- Your task:
Return every record below exactly as written, omitting any pictures.
━━━ Stored data
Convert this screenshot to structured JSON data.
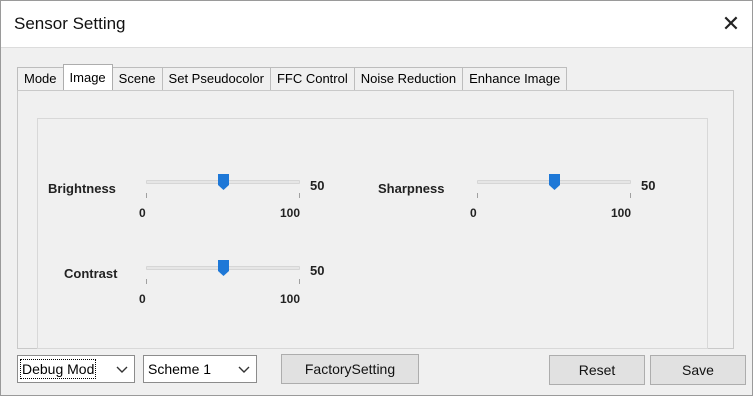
{
  "window": {
    "title": "Sensor Setting",
    "close_label": "✕"
  },
  "tabs": [
    {
      "label": "Mode",
      "active": false
    },
    {
      "label": "Image",
      "active": true
    },
    {
      "label": "Scene",
      "active": false
    },
    {
      "label": "Set Pseudocolor",
      "active": false
    },
    {
      "label": "FFC Control",
      "active": false
    },
    {
      "label": "Noise Reduction",
      "active": false
    },
    {
      "label": "Enhance Image",
      "active": false
    }
  ],
  "sliders": {
    "brightness": {
      "label": "Brightness",
      "value": "50",
      "min": "0",
      "max": "100"
    },
    "sharpness": {
      "label": "Sharpness",
      "value": "50",
      "min": "0",
      "max": "100"
    },
    "contrast": {
      "label": "Contrast",
      "value": "50",
      "min": "0",
      "max": "100"
    }
  },
  "bottom": {
    "mode_select": "Debug Mod",
    "scheme_select": "Scheme 1",
    "factory_button": "FactorySetting",
    "reset_button": "Reset",
    "save_button": "Save"
  },
  "colors": {
    "accent": "#1e78d7",
    "window_bg": "#f0f0f0",
    "button_bg": "#e1e1e1"
  }
}
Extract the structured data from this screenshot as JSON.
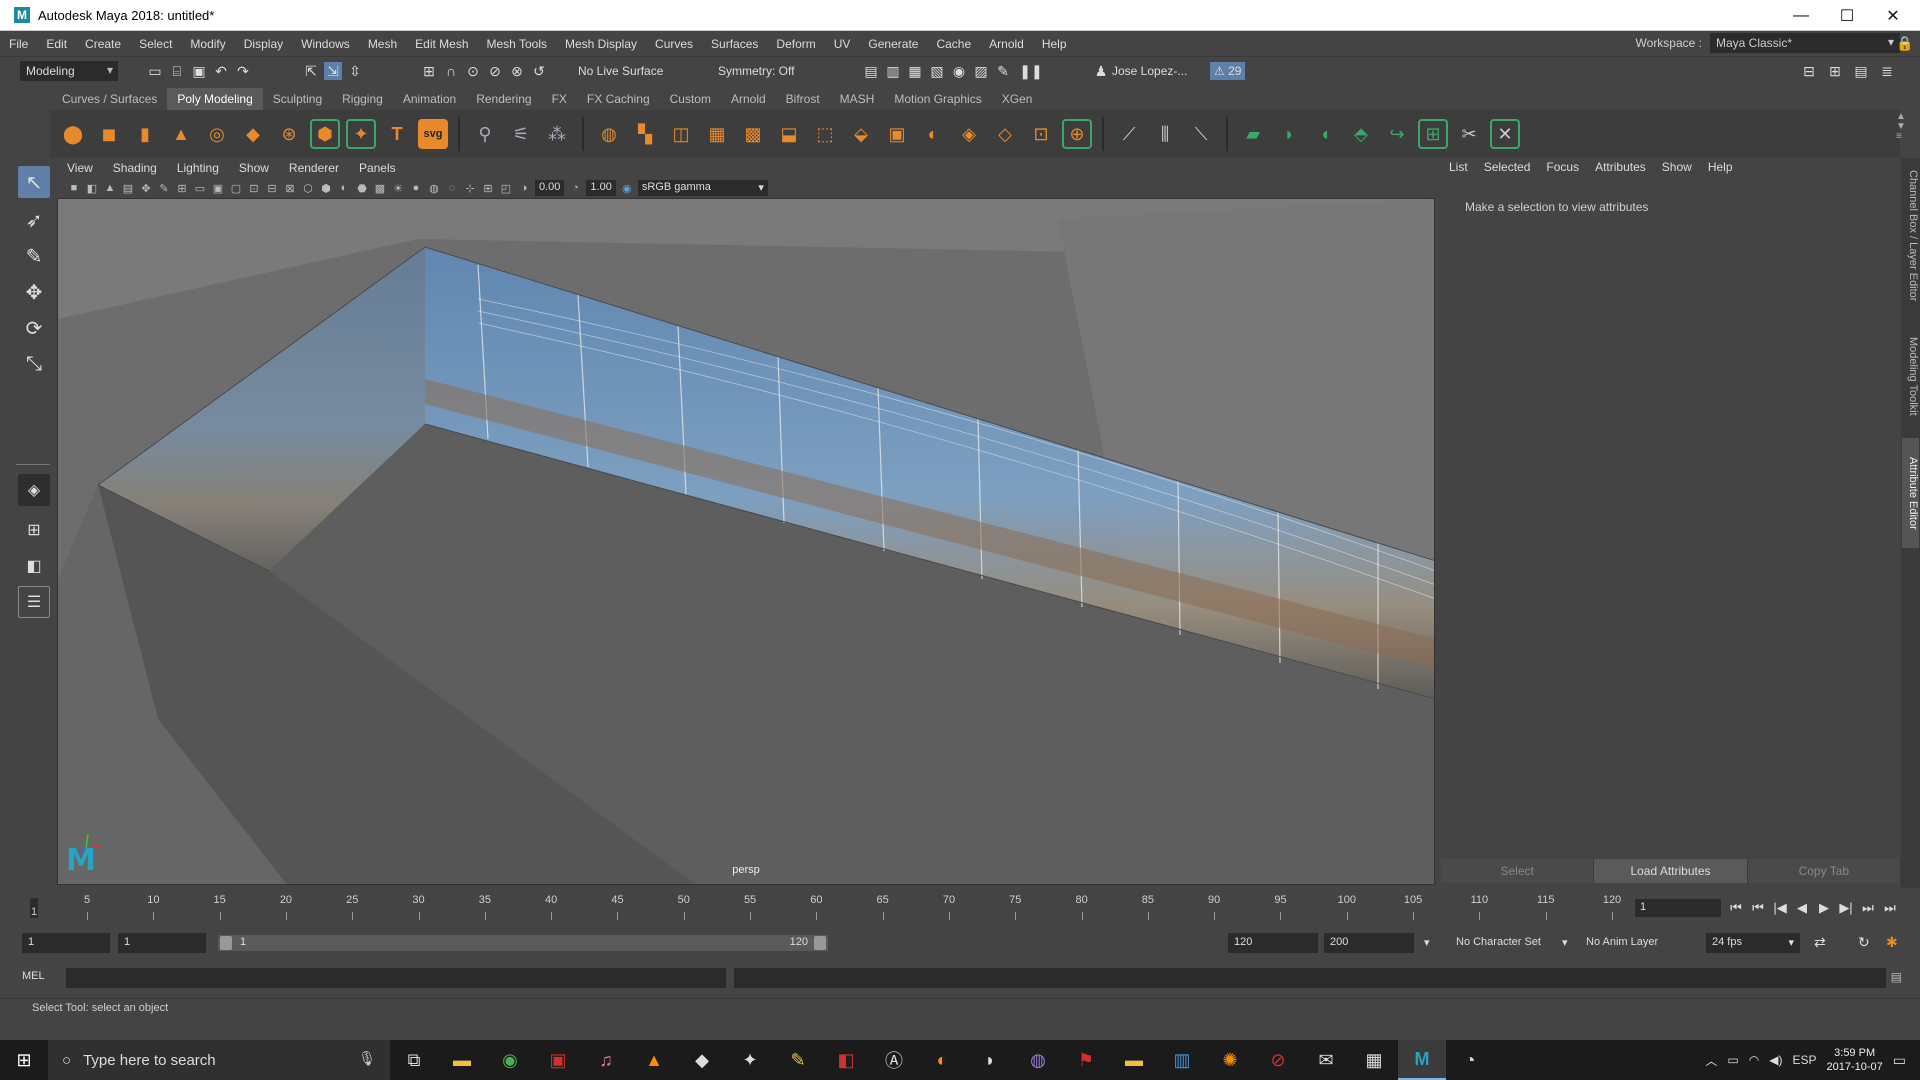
{
  "window": {
    "title": "Autodesk Maya 2018: untitled*",
    "app_letter": "M",
    "minimize": "—",
    "maximize": "☐",
    "close": "✕"
  },
  "menubar": {
    "items": [
      "File",
      "Edit",
      "Create",
      "Select",
      "Modify",
      "Display",
      "Windows",
      "Mesh",
      "Edit Mesh",
      "Mesh Tools",
      "Mesh Display",
      "Curves",
      "Surfaces",
      "Deform",
      "UV",
      "Generate",
      "Cache",
      "Arnold",
      "Help"
    ]
  },
  "workspace": {
    "label": "Workspace :",
    "value": "Maya Classic*"
  },
  "statusline": {
    "mode": "Modeling",
    "live_surface": "No Live Surface",
    "symmetry": "Symmetry: Off",
    "user": "Jose Lopez-...",
    "notifications": "29"
  },
  "shelf_tabs": [
    "Curves / Surfaces",
    "Poly Modeling",
    "Sculpting",
    "Rigging",
    "Animation",
    "Rendering",
    "FX",
    "FX Caching",
    "Custom",
    "Arnold",
    "Bifrost",
    "MASH",
    "Motion Graphics",
    "XGen"
  ],
  "active_shelf_tab": "Poly Modeling",
  "viewport": {
    "menu": [
      "View",
      "Shading",
      "Lighting",
      "Show",
      "Renderer",
      "Panels"
    ],
    "exposure": "0.00",
    "gamma": "1.00",
    "color_space": "sRGB gamma",
    "camera": "persp",
    "logo": "M"
  },
  "attribute_editor": {
    "menu": [
      "List",
      "Selected",
      "Focus",
      "Attributes",
      "Show",
      "Help"
    ],
    "hint": "Make a selection to view attributes",
    "buttons": {
      "select": "Select",
      "load": "Load Attributes",
      "copy": "Copy Tab"
    },
    "side_tabs": {
      "channel_box": "Channel Box / Layer Editor",
      "modeling_toolkit": "Modeling Toolkit",
      "attribute_editor": "Attribute Editor"
    }
  },
  "timeline": {
    "ticks": [
      "5",
      "10",
      "15",
      "20",
      "25",
      "30",
      "35",
      "40",
      "45",
      "50",
      "55",
      "60",
      "65",
      "70",
      "75",
      "80",
      "85",
      "90",
      "95",
      "100",
      "105",
      "110",
      "115",
      "120"
    ],
    "first_tick": "1",
    "current_frame": "1",
    "playback": [
      "⏮",
      "⏮",
      "|◀",
      "◀",
      "▶",
      "▶|",
      "⏭",
      "⏭"
    ]
  },
  "range": {
    "start": "1",
    "playback_start": "1",
    "slider_start": "1",
    "slider_end": "120",
    "playback_end": "120",
    "end": "200",
    "character_set": "No Character Set",
    "anim_layer": "No Anim Layer",
    "fps": "24 fps",
    "start_fraction": 0.0,
    "end_fraction": 1.0
  },
  "cmdline": {
    "lang": "MEL"
  },
  "helpline": "Select Tool: select an object",
  "taskbar": {
    "search_placeholder": "Type here to search",
    "lang": "ESP",
    "time": "3:59 PM",
    "date": "2017-10-07"
  },
  "colors": {
    "accent_blue": "#5d7fa8",
    "maya_teal": "#27a3c4",
    "shelf_orange": "#e8892c",
    "shelf_green": "#3aa866"
  }
}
━━━━━━
- Completed exercise:
Convert this screenshot to structured JSON data.
{
  "window": {
    "title": "Sensor Setting",
    "close_label": "✕"
  },
  "tabs": [
    {
      "label": "Mode",
      "active": false
    },
    {
      "label": "Image",
      "active": true
    },
    {
      "label": "Scene",
      "active": false
    },
    {
      "label": "Set Pseudocolor",
      "active": false
    },
    {
      "label": "FFC Control",
      "active": false
    },
    {
      "label": "Noise Reduction",
      "active": false
    },
    {
      "label": "Enhance Image",
      "active": false
    }
  ],
  "sliders": {
    "brightness": {
      "label": "Brightness",
      "value": "50",
      "min": "0",
      "max": "100"
    },
    "sharpness": {
      "label": "Sharpness",
      "value": "50",
      "min": "0",
      "max": "100"
    },
    "contrast": {
      "label": "Contrast",
      "value": "50",
      "min": "0",
      "max": "100"
    }
  },
  "bottom": {
    "mode_select": "Debug Mod",
    "scheme_select": "Scheme 1",
    "factory_button": "FactorySetting",
    "reset_button": "Reset",
    "save_button": "Save"
  },
  "colors": {
    "accent": "#1e78d7",
    "window_bg": "#f0f0f0",
    "button_bg": "#e1e1e1"
  }
}
Extract the structured data from this screenshot as JSON.
{
  "window": {
    "title": "Autodesk Maya 2018: untitled*",
    "app_letter": "M",
    "minimize": "—",
    "maximize": "☐",
    "close": "✕"
  },
  "menubar": {
    "items": [
      "File",
      "Edit",
      "Create",
      "Select",
      "Modify",
      "Display",
      "Windows",
      "Mesh",
      "Edit Mesh",
      "Mesh Tools",
      "Mesh Display",
      "Curves",
      "Surfaces",
      "Deform",
      "UV",
      "Generate",
      "Cache",
      "Arnold",
      "Help"
    ]
  },
  "workspace": {
    "label": "Workspace :",
    "value": "Maya Classic*"
  },
  "statusline": {
    "mode": "Modeling",
    "live_surface": "No Live Surface",
    "symmetry": "Symmetry: Off",
    "user": "Jose Lopez-...",
    "notifications": "29"
  },
  "shelf_tabs": [
    "Curves / Surfaces",
    "Poly Modeling",
    "Sculpting",
    "Rigging",
    "Animation",
    "Rendering",
    "FX",
    "FX Caching",
    "Custom",
    "Arnold",
    "Bifrost",
    "MASH",
    "Motion Graphics",
    "XGen"
  ],
  "active_shelf_tab": "Poly Modeling",
  "viewport": {
    "menu": [
      "View",
      "Shading",
      "Lighting",
      "Show",
      "Renderer",
      "Panels"
    ],
    "exposure": "0.00",
    "gamma": "1.00",
    "color_space": "sRGB gamma",
    "camera": "persp",
    "logo": "M"
  },
  "attribute_editor": {
    "menu": [
      "List",
      "Selected",
      "Focus",
      "Attributes",
      "Show",
      "Help"
    ],
    "hint": "Make a selection to view attributes",
    "buttons": {
      "select": "Select",
      "load": "Load Attributes",
      "copy": "Copy Tab"
    },
    "side_tabs": {
      "channel_box": "Channel Box / Layer Editor",
      "modeling_toolkit": "Modeling Toolkit",
      "attribute_editor": "Attribute Editor"
    }
  },
  "timeline": {
    "ticks": [
      "5",
      "10",
      "15",
      "20",
      "25",
      "30",
      "35",
      "40",
      "45",
      "50",
      "55",
      "60",
      "65",
      "70",
      "75",
      "80",
      "85",
      "90",
      "95",
      "100",
      "105",
      "110",
      "115",
      "120"
    ],
    "first_tick": "1",
    "current_frame": "1",
    "playback": [
      "⏮",
      "⏮",
      "|◀",
      "◀",
      "▶",
      "▶|",
      "⏭",
      "⏭"
    ]
  },
  "range": {
    "start": "1",
    "playback_start": "1",
    "slider_start": "1",
    "slider_end": "120",
    "playback_end": "120",
    "end": "200",
    "character_set": "No Character Set",
    "anim_layer": "No Anim Layer",
    "fps": "24 fps",
    "start_fraction": 0.0,
    "end_fraction": 1.0
  },
  "cmdline": {
    "lang": "MEL"
  },
  "helpline": "Select Tool: select an object",
  "taskbar": {
    "search_placeholder": "Type here to search",
    "lang": "ESP",
    "time": "3:59 PM",
    "date": "2017-10-07"
  },
  "colors": {
    "accent_blue": "#5d7fa8",
    "maya_teal": "#27a3c4",
    "shelf_orange": "#e8892c",
    "shelf_green": "#3aa866"
  }
}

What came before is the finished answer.